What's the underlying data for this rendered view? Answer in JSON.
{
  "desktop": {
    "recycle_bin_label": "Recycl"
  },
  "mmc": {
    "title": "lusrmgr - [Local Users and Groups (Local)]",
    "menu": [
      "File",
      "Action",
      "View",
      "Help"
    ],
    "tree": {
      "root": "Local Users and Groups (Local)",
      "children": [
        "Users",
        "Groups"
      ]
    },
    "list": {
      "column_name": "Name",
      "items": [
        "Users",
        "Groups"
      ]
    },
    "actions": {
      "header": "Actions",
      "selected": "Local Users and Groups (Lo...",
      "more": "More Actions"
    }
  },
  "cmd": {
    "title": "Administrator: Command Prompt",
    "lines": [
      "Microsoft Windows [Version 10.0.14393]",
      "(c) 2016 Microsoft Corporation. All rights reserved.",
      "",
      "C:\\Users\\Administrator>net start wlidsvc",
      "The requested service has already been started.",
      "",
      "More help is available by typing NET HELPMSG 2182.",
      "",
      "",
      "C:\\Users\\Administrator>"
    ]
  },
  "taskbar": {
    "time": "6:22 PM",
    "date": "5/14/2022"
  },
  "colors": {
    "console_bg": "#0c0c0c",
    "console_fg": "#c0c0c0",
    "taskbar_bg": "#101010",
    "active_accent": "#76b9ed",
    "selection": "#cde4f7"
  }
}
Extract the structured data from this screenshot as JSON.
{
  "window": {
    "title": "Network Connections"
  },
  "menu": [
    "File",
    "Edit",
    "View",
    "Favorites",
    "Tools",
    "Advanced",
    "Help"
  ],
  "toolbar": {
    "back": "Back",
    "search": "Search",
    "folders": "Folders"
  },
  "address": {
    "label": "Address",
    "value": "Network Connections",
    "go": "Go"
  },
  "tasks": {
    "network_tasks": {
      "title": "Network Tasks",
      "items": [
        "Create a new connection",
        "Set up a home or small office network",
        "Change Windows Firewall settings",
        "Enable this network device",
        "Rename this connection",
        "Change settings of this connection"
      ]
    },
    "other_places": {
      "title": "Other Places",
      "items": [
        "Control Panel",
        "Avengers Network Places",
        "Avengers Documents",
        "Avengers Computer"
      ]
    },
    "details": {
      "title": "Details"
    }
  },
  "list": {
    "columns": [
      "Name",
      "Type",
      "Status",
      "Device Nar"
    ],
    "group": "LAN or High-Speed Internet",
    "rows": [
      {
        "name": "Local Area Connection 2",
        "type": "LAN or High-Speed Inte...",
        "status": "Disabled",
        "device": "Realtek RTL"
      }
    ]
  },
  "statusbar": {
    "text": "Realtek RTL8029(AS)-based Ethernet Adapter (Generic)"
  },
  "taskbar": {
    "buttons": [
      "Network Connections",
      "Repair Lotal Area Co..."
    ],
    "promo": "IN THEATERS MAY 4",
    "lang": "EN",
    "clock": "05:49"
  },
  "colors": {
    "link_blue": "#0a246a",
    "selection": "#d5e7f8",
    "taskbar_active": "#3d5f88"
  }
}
* * * * * * *
Restate each entry exactly, skipping none.

What's the underlying data for this rendered view? Answer in JSON.
{
  "desktop": {
    "recycle_bin_label": "Recycl"
  },
  "mmc": {
    "title": "lusrmgr - [Local Users and Groups (Local)]",
    "menu": [
      "File",
      "Action",
      "View",
      "Help"
    ],
    "tree": {
      "root": "Local Users and Groups (Local)",
      "children": [
        "Users",
        "Groups"
      ]
    },
    "list": {
      "column_name": "Name",
      "items": [
        "Users",
        "Groups"
      ]
    },
    "actions": {
      "header": "Actions",
      "selected": "Local Users and Groups (Lo...",
      "more": "More Actions"
    }
  },
  "cmd": {
    "title": "Administrator: Command Prompt",
    "lines": [
      "Microsoft Windows [Version 10.0.14393]",
      "(c) 2016 Microsoft Corporation. All rights reserved.",
      "",
      "C:\\Users\\Administrator>net start wlidsvc",
      "The requested service has already been started.",
      "",
      "More help is available by typing NET HELPMSG 2182.",
      "",
      "",
      "C:\\Users\\Administrator>"
    ]
  },
  "taskbar": {
    "time": "6:22 PM",
    "date": "5/14/2022"
  },
  "colors": {
    "console_bg": "#0c0c0c",
    "console_fg": "#c0c0c0",
    "taskbar_bg": "#101010",
    "active_accent": "#76b9ed",
    "selection": "#cde4f7"
  }
}
Extract the structured data from this screenshot as JSON.
{
  "window": {
    "title": "Network Connections"
  },
  "menu": [
    "File",
    "Edit",
    "View",
    "Favorites",
    "Tools",
    "Advanced",
    "Help"
  ],
  "toolbar": {
    "back": "Back",
    "search": "Search",
    "folders": "Folders"
  },
  "address": {
    "label": "Address",
    "value": "Network Connections",
    "go": "Go"
  },
  "tasks": {
    "network_tasks": {
      "title": "Network Tasks",
      "items": [
        "Create a new connection",
        "Set up a home or small office network",
        "Change Windows Firewall settings",
        "Enable this network device",
        "Rename this connection",
        "Change settings of this connection"
      ]
    },
    "other_places": {
      "title": "Other Places",
      "items": [
        "Control Panel",
        "Avengers Network Places",
        "Avengers Documents",
        "Avengers Computer"
      ]
    },
    "details": {
      "title": "Details"
    }
  },
  "list": {
    "columns": [
      "Name",
      "Type",
      "Status",
      "Device Nar"
    ],
    "group": "LAN or High-Speed Internet",
    "rows": [
      {
        "name": "Local Area Connection 2",
        "type": "LAN or High-Speed Inte...",
        "status": "Disabled",
        "device": "Realtek RTL"
      }
    ]
  },
  "statusbar": {
    "text": "Realtek RTL8029(AS)-based Ethernet Adapter (Generic)"
  },
  "taskbar": {
    "buttons": [
      "Network Connections",
      "Repair Lotal Area Co..."
    ],
    "promo": "IN THEATERS MAY 4",
    "lang": "EN",
    "clock": "05:49"
  },
  "colors": {
    "link_blue": "#0a246a",
    "selection": "#d5e7f8",
    "taskbar_active": "#3d5f88"
  }
}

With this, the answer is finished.